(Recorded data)
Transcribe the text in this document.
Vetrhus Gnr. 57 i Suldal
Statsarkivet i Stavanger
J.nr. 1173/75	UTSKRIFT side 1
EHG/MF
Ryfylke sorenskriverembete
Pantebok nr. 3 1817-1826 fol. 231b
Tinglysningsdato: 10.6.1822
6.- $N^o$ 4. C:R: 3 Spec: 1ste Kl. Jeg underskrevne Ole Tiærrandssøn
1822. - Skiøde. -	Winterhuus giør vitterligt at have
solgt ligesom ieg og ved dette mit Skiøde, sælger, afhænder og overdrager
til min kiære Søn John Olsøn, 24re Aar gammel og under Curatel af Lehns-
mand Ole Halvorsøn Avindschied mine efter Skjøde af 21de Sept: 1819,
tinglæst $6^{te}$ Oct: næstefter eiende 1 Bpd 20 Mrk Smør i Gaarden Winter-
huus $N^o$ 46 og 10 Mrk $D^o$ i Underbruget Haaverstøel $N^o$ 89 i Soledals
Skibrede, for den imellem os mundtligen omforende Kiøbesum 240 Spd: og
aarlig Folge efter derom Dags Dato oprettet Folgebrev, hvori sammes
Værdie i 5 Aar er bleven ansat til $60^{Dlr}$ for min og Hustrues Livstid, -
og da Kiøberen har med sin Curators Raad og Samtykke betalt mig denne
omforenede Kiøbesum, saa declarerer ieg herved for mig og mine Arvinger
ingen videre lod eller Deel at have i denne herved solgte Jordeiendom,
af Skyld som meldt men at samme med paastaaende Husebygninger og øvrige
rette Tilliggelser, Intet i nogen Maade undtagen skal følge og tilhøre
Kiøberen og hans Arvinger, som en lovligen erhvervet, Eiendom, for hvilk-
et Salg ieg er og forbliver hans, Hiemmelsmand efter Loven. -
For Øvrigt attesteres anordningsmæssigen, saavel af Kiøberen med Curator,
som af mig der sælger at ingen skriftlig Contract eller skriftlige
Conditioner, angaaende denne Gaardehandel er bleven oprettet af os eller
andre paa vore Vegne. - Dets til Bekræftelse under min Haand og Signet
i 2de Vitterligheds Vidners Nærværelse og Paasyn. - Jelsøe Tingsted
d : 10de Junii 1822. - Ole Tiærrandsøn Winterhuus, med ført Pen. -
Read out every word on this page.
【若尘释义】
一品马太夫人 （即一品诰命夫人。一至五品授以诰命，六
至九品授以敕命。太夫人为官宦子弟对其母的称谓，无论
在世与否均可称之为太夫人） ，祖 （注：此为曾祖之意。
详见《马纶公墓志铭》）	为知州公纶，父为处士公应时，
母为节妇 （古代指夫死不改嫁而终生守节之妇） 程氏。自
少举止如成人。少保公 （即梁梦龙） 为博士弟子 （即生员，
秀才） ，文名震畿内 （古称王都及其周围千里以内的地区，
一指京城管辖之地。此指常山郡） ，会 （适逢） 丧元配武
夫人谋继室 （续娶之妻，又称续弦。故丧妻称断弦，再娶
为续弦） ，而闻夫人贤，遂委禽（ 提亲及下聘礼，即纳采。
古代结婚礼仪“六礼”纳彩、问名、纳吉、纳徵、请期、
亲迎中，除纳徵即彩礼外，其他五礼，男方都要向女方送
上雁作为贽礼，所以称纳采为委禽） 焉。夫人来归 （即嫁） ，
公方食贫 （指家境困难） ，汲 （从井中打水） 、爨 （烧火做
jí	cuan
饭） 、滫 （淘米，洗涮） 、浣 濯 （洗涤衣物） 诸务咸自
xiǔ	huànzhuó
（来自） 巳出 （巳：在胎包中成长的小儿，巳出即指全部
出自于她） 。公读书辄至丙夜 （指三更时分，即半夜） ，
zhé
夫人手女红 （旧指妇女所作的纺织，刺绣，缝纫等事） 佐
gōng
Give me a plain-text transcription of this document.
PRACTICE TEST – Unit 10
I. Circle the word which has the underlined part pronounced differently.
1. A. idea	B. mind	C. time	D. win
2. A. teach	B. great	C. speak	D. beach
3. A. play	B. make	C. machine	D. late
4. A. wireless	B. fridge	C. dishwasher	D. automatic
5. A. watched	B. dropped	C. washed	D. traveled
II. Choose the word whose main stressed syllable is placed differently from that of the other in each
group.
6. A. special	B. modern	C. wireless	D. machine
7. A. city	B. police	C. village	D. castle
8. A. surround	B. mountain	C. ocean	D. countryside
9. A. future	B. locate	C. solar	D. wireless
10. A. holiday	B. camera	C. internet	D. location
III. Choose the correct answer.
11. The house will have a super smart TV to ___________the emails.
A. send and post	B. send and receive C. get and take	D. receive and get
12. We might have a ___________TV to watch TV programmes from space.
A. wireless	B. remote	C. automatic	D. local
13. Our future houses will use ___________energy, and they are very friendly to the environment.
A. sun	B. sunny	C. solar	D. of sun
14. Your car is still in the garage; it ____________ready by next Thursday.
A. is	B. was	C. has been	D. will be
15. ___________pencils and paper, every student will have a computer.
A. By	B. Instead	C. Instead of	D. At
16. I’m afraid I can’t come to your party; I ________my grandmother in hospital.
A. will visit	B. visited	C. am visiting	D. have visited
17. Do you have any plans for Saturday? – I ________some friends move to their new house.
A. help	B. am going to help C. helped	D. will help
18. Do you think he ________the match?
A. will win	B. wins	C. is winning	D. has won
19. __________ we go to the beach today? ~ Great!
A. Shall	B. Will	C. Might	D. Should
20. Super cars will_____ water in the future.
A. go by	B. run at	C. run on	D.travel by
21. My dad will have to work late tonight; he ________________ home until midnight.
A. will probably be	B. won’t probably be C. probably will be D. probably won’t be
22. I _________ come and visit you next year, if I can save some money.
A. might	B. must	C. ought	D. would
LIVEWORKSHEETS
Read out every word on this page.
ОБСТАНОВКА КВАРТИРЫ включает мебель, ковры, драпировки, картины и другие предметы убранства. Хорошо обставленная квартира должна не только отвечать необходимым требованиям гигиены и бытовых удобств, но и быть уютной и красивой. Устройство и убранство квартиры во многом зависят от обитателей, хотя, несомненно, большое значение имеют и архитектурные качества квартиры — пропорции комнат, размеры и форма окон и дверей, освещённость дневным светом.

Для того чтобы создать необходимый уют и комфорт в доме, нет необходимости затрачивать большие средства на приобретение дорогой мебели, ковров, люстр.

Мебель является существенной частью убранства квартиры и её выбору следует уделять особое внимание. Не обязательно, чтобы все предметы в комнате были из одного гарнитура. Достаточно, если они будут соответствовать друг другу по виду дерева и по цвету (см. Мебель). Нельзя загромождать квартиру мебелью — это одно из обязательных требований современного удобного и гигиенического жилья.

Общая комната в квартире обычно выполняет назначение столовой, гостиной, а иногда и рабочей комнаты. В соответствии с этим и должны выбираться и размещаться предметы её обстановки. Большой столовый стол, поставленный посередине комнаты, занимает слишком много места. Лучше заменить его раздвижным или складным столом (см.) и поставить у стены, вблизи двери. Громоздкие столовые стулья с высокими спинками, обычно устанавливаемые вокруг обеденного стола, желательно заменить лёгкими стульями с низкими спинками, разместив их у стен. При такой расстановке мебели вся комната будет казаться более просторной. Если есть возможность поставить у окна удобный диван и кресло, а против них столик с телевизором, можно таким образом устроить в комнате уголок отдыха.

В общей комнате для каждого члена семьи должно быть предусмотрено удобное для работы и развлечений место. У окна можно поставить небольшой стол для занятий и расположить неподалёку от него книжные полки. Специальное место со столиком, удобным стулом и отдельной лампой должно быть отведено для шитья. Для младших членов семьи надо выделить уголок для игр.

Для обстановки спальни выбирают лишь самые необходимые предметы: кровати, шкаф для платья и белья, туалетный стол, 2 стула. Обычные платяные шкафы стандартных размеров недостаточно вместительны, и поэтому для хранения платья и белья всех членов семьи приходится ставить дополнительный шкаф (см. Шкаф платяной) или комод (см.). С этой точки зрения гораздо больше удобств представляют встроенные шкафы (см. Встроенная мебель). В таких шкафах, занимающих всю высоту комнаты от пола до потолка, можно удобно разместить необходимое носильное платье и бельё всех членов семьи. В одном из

◆ WHAT THE TASK REQUIRES ◆
In the data above, how many lines contain the string "Winterhuus"? Answer with the number only.

◆ FINAL RESULT ◆
2